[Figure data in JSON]
★ ★ ★ ★ ★

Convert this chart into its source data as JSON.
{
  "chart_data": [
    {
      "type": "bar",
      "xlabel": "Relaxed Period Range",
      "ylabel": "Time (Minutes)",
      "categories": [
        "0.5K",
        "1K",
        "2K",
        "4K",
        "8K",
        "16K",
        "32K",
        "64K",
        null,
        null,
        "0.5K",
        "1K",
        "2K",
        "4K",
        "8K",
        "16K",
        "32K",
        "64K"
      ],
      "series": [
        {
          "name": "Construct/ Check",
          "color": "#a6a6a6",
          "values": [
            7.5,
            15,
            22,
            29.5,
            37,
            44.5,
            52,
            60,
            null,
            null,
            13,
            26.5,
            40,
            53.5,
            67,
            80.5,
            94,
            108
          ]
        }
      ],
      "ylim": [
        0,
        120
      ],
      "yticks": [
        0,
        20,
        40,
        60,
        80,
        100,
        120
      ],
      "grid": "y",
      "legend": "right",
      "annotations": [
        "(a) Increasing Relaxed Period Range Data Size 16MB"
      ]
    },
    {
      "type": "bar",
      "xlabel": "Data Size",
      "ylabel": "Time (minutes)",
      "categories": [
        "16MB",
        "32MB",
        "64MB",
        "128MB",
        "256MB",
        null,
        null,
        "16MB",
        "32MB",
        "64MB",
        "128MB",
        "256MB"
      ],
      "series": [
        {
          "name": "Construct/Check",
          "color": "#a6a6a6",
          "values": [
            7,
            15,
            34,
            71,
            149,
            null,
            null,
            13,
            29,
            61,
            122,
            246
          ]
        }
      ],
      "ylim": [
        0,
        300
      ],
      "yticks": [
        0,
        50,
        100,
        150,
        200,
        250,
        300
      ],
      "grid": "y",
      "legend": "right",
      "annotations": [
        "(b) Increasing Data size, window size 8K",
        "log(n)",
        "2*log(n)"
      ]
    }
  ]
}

★ ★ ★ ★ ★

▸ **GIVEN EXERCISE**
Using the records above, gather all lines where the string "Check" is present.

▸ **PROBLEM SOLUTION**
          "name": "Construct/ Check",
          "name": "Construct/Check",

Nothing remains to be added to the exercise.